Lay out each line of the material below as a numbered list, leaving out any blank lines.

☆ ☆ ☆ ☆ ☆ ☆ ☆

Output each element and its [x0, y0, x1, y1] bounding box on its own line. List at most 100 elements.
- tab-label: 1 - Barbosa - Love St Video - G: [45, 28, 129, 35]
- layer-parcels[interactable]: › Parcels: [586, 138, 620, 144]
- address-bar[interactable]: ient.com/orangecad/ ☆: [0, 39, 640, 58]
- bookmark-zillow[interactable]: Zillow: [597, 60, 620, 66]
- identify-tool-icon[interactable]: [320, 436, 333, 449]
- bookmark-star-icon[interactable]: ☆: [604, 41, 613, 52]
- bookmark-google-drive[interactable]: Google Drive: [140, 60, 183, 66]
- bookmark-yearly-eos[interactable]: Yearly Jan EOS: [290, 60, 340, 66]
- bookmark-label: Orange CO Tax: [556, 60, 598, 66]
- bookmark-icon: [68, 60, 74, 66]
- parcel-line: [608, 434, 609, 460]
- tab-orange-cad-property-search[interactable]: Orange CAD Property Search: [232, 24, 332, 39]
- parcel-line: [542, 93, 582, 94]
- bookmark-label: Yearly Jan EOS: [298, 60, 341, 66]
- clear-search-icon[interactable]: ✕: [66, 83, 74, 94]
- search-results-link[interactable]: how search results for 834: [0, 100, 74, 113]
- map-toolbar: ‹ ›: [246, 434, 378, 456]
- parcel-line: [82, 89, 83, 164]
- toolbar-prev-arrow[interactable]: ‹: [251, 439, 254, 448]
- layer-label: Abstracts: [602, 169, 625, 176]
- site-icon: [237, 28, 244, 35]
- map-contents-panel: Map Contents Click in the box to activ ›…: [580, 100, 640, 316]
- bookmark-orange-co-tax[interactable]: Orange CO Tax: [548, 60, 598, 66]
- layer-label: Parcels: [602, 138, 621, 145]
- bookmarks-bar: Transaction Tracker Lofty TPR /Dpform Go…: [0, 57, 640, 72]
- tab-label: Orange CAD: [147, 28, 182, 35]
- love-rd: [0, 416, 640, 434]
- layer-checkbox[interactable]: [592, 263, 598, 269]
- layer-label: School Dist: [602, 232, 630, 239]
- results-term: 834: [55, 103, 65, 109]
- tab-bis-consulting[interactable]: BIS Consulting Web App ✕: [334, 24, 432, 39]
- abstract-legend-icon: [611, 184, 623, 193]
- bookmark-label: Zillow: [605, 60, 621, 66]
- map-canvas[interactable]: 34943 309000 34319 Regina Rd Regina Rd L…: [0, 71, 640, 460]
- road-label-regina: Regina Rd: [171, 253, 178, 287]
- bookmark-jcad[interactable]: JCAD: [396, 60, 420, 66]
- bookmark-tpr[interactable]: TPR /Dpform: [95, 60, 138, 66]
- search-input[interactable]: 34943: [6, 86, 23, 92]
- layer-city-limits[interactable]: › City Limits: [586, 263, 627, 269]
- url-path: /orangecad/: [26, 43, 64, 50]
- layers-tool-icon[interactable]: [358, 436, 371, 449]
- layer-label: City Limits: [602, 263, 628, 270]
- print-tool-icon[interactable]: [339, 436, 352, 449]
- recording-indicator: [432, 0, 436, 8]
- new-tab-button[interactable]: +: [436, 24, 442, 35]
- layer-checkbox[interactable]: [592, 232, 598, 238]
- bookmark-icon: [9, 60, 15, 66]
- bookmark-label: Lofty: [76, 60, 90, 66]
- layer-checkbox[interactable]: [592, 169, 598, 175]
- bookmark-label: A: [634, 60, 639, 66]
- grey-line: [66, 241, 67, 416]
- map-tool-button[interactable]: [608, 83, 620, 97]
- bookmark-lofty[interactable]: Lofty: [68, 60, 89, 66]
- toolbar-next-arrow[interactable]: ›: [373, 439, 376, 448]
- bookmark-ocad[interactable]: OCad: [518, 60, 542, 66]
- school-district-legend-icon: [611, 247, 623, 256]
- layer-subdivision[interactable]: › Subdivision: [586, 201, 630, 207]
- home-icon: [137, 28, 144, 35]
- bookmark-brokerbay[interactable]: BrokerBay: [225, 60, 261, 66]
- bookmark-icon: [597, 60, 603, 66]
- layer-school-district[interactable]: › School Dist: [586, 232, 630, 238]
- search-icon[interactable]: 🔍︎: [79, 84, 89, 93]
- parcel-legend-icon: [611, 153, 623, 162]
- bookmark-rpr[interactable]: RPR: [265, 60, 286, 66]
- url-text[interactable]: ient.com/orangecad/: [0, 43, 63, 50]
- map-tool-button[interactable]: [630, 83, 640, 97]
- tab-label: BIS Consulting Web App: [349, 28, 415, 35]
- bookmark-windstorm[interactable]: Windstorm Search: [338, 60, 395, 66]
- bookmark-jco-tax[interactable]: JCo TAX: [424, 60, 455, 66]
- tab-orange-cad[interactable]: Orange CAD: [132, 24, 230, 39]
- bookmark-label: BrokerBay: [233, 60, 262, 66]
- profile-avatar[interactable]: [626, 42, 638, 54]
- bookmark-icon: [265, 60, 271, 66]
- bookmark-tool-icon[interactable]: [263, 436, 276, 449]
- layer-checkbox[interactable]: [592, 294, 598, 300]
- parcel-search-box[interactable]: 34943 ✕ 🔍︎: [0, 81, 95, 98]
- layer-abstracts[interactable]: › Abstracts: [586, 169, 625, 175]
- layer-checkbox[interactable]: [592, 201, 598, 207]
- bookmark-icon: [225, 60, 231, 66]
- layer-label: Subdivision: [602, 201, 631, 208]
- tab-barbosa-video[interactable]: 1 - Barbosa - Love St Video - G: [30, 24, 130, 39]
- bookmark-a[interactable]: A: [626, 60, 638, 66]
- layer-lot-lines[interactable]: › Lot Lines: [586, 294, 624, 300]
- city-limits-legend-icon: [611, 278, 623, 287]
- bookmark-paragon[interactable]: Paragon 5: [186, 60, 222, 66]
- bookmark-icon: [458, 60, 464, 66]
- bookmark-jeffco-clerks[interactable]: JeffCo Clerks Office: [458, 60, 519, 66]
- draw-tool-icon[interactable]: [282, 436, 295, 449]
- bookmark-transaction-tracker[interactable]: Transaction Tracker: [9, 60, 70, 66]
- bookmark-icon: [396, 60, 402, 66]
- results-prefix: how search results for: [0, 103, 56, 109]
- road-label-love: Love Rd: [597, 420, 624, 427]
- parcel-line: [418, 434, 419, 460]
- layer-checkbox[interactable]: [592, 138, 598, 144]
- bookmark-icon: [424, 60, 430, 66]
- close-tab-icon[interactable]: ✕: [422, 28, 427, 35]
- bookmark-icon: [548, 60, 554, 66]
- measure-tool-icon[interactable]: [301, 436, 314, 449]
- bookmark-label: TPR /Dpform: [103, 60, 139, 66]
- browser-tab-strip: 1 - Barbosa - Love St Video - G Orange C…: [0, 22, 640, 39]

☆ ☆ ☆ ☆ ☆ ☆ ☆

* _Solution below_:
1. Output each element and its [x0, y0, x1, y1] bounding box on its own line. List at most 100 elements.
2. - tab-label: 1 - Barbosa - Love St Video - G: [45, 28, 129, 35]
3. - layer-parcels[interactable]: › Parcels: [586, 138, 620, 144]
4. - address-bar[interactable]: ient.com/orangecad/ ☆: [0, 39, 640, 58]
5. - bookmark-zillow[interactable]: Zillow: [597, 60, 620, 66]
6. - identify-tool-icon[interactable]: [320, 436, 333, 449]
7. - bookmark-star-icon[interactable]: ☆: [604, 41, 613, 52]
8. - bookmark-google-drive[interactable]: Google Drive: [140, 60, 183, 66]
9. - bookmark-yearly-eos[interactable]: Yearly Jan EOS: [290, 60, 340, 66]
10. - bookmark-label: Orange CO Tax: [556, 60, 598, 66]
11. - bookmark-icon: [68, 60, 74, 66]
12. - parcel-line: [608, 434, 609, 460]
13. - tab-orange-cad-property-search[interactable]: Orange CAD Property Search: [232, 24, 332, 39]
14. - parcel-line: [542, 93, 582, 94]
15. - bookmark-label: Yearly Jan EOS: [298, 60, 341, 66]
16. - clear-search-icon[interactable]: ✕: [66, 83, 74, 94]
17. - search-results-link[interactable]: how search results for 834: [0, 100, 74, 113]
18. - map-toolbar: ‹ ›: [246, 434, 378, 456]
19. - parcel-line: [82, 89, 83, 164]
20. - toolbar-prev-arrow[interactable]: ‹: [251, 439, 254, 448]
21. - layer-label: Abstracts: [602, 169, 625, 176]
22. - site-icon: [237, 28, 244, 35]
23. - map-contents-panel: Map Contents Click in the box to activ ›…: [580, 100, 640, 316]
24. - bookmark-orange-co-tax[interactable]: Orange CO Tax: [548, 60, 598, 66]
25. - layer-label: Parcels: [602, 138, 621, 145]
26. - bookmarks-bar: Transaction Tracker Lofty TPR /Dpform Go…: [0, 57, 640, 72]
27. - tab-label: Orange CAD: [147, 28, 182, 35]
28. - love-rd: [0, 416, 640, 434]
29. - layer-checkbox[interactable]: [592, 263, 598, 269]
30. - layer-label: School Dist: [602, 232, 630, 239]
31. - results-term: 834: [55, 103, 65, 109]
32. - tab-bis-consulting[interactable]: BIS Consulting Web App ✕: [334, 24, 432, 39]
33. - abstract-legend-icon: [611, 184, 623, 193]
34. - bookmark-label: Zillow: [605, 60, 621, 66]
35. - map-canvas[interactable]: 34943 309000 34319 Regina Rd Regina Rd L…: [0, 71, 640, 460]
36. - road-label-regina: Regina Rd: [171, 253, 178, 287]
37. - bookmark-jcad[interactable]: JCAD: [396, 60, 420, 66]
38. - bookmark-tpr[interactable]: TPR /Dpform: [95, 60, 138, 66]
39. - search-input[interactable]: 34943: [6, 86, 23, 92]
40. - layer-city-limits[interactable]: › City Limits: [586, 263, 627, 269]
41. - url-path: /orangecad/: [26, 43, 64, 50]
42. - layers-tool-icon[interactable]: [358, 436, 371, 449]
43. - layer-label: City Limits: [602, 263, 628, 270]
44. - print-tool-icon[interactable]: [339, 436, 352, 449]
45. - recording-indicator: [432, 0, 436, 8]
46. - new-tab-button[interactable]: +: [436, 24, 442, 35]
47. - layer-checkbox[interactable]: [592, 232, 598, 238]
48. - bookmark-icon: [9, 60, 15, 66]
49. - bookmark-label: Lofty: [76, 60, 90, 66]
50. - layer-checkbox[interactable]: [592, 169, 598, 175]
51. - bookmark-label: A: [634, 60, 639, 66]
52. - grey-line: [66, 241, 67, 416]
53. - map-tool-button[interactable]: [608, 83, 620, 97]
54. - bookmark-lofty[interactable]: Lofty: [68, 60, 89, 66]
55. - toolbar-next-arrow[interactable]: ›: [373, 439, 376, 448]
56. - bookmark-ocad[interactable]: OCad: [518, 60, 542, 66]
57. - school-district-legend-icon: [611, 247, 623, 256]
58. - layer-subdivision[interactable]: › Subdivision: [586, 201, 630, 207]
59. - home-icon: [137, 28, 144, 35]
60. - bookmark-brokerbay[interactable]: BrokerBay: [225, 60, 261, 66]
61. - bookmark-icon: [597, 60, 603, 66]
62. - layer-school-district[interactable]: › School Dist: [586, 232, 630, 238]
63. - search-icon[interactable]: 🔍︎: [79, 84, 89, 93]
64. - parcel-legend-icon: [611, 153, 623, 162]
65. - bookmark-rpr[interactable]: RPR: [265, 60, 286, 66]
66. - url-text[interactable]: ient.com/orangecad/: [0, 43, 63, 50]
67. - map-tool-button[interactable]: [630, 83, 640, 97]
68. - tab-label: BIS Consulting Web App: [349, 28, 415, 35]
69. - bookmark-windstorm[interactable]: Windstorm Search: [338, 60, 395, 66]
70. - bookmark-jco-tax[interactable]: JCo TAX: [424, 60, 455, 66]
71. - tab-orange-cad[interactable]: Orange CAD: [132, 24, 230, 39]
72. - bookmark-label: BrokerBay: [233, 60, 262, 66]
73. - profile-avatar[interactable]: [626, 42, 638, 54]
74. - bookmark-icon: [265, 60, 271, 66]
75. - bookmark-tool-icon[interactable]: [263, 436, 276, 449]
76. - layer-checkbox[interactable]: [592, 294, 598, 300]
77. - parcel-search-box[interactable]: 34943 ✕ 🔍︎: [0, 81, 95, 98]
78. - layer-abstracts[interactable]: › Abstracts: [586, 169, 625, 175]
79. - layer-checkbox[interactable]: [592, 201, 598, 207]
80. - bookmark-icon: [225, 60, 231, 66]
81. - layer-label: Subdivision: [602, 201, 631, 208]
82. - tab-barbosa-video[interactable]: 1 - Barbosa - Love St Video - G: [30, 24, 130, 39]
83. - bookmark-a[interactable]: A: [626, 60, 638, 66]
84. - layer-lot-lines[interactable]: › Lot Lines: [586, 294, 624, 300]
85. - city-limits-legend-icon: [611, 278, 623, 287]
86. - bookmark-paragon[interactable]: Paragon 5: [186, 60, 222, 66]
87. - bookmark-icon: [458, 60, 464, 66]
88. - bookmark-jeffco-clerks[interactable]: JeffCo Clerks Office: [458, 60, 519, 66]
89. - draw-tool-icon[interactable]: [282, 436, 295, 449]
90. - bookmark-transaction-tracker[interactable]: Transaction Tracker: [9, 60, 70, 66]
91. - bookmark-icon: [396, 60, 402, 66]
92. - results-prefix: how search results for: [0, 103, 56, 109]
93. - road-label-love: Love Rd: [597, 420, 624, 427]
94. - parcel-line: [418, 434, 419, 460]
95. - layer-checkbox[interactable]: [592, 138, 598, 144]
96. - bookmark-icon: [424, 60, 430, 66]
97. - close-tab-icon[interactable]: ✕: [422, 28, 427, 35]
98. - bookmark-icon: [548, 60, 554, 66]
99. - measure-tool-icon[interactable]: [301, 436, 314, 449]
100. - bookmark-label: TPR /Dpform: [103, 60, 139, 66]
101. - browser-tab-strip: 1 - Barbosa - Love St Video - G Orange C…: [0, 22, 640, 39]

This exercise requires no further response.